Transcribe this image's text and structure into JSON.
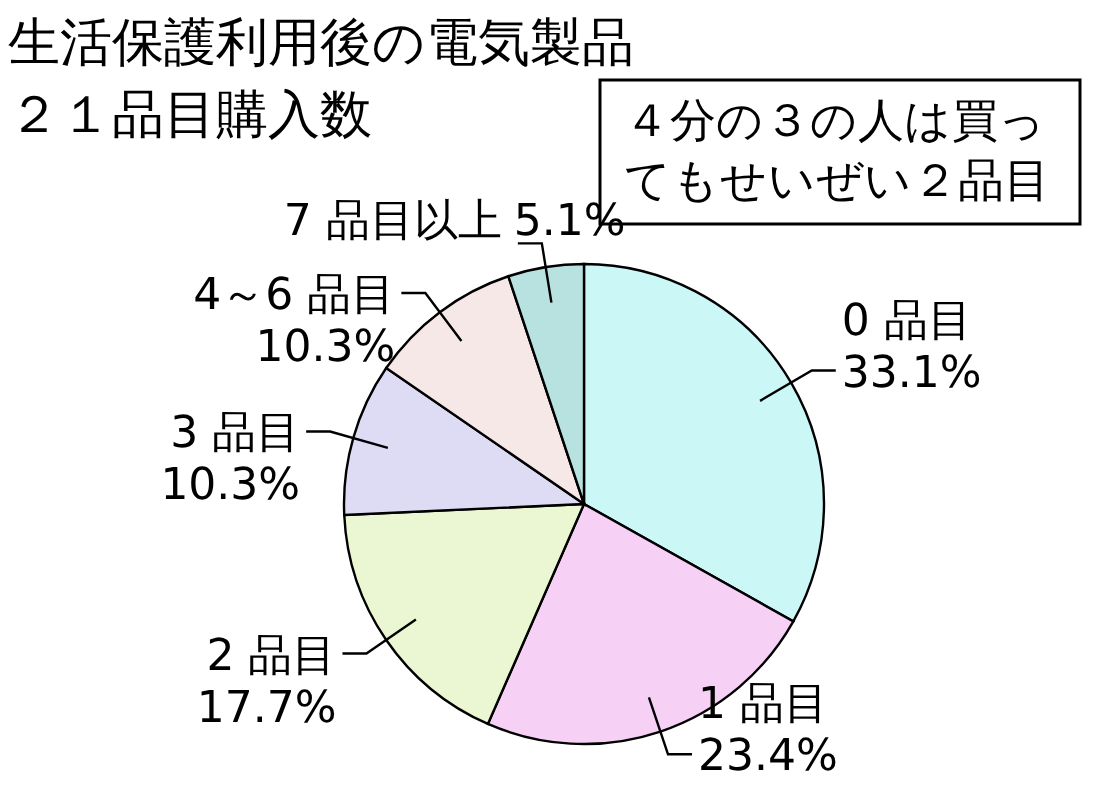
{
  "chart_data": {
    "type": "pie",
    "title": "生活保護利用後の電気製品",
    "subtitle": "２１品目購入数",
    "categories": [
      "0 品目",
      "1 品目",
      "2 品目",
      "3 品目",
      "4～6 品目",
      "7 品目以上"
    ],
    "values": [
      33.1,
      23.4,
      17.7,
      10.3,
      10.3,
      5.1
    ],
    "value_labels": [
      "33.1%",
      "23.4%",
      "17.7%",
      "10.3%",
      "10.3%",
      "5.1%"
    ],
    "colors": [
      "#ccf7f7",
      "#f7d0f5",
      "#eaf7d2",
      "#dedcf5",
      "#f7e8e8",
      "#b8e2e0"
    ],
    "annotations": [
      "４分の３の人は買ってもせいぜい２品目"
    ]
  }
}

## GIVEN TASK
An exact transcription of all the entries is required, without the pictures.

## RESULT FOR THIS TASK
Transcribe this image's text and structure into JSON.
{
  "chart_data": {
    "type": "pie",
    "title": "生活保護利用後の電気製品",
    "subtitle": "２１品目購入数",
    "categories": [
      "0 品目",
      "1 品目",
      "2 品目",
      "3 品目",
      "4～6 品目",
      "7 品目以上"
    ],
    "values": [
      33.1,
      23.4,
      17.7,
      10.3,
      10.3,
      5.1
    ],
    "value_labels": [
      "33.1%",
      "23.4%",
      "17.7%",
      "10.3%",
      "10.3%",
      "5.1%"
    ],
    "colors": [
      "#ccf7f7",
      "#f7d0f5",
      "#eaf7d2",
      "#dedcf5",
      "#f7e8e8",
      "#b8e2e0"
    ],
    "annotations": [
      "４分の３の人は買ってもせいぜい２品目"
    ]
  }
}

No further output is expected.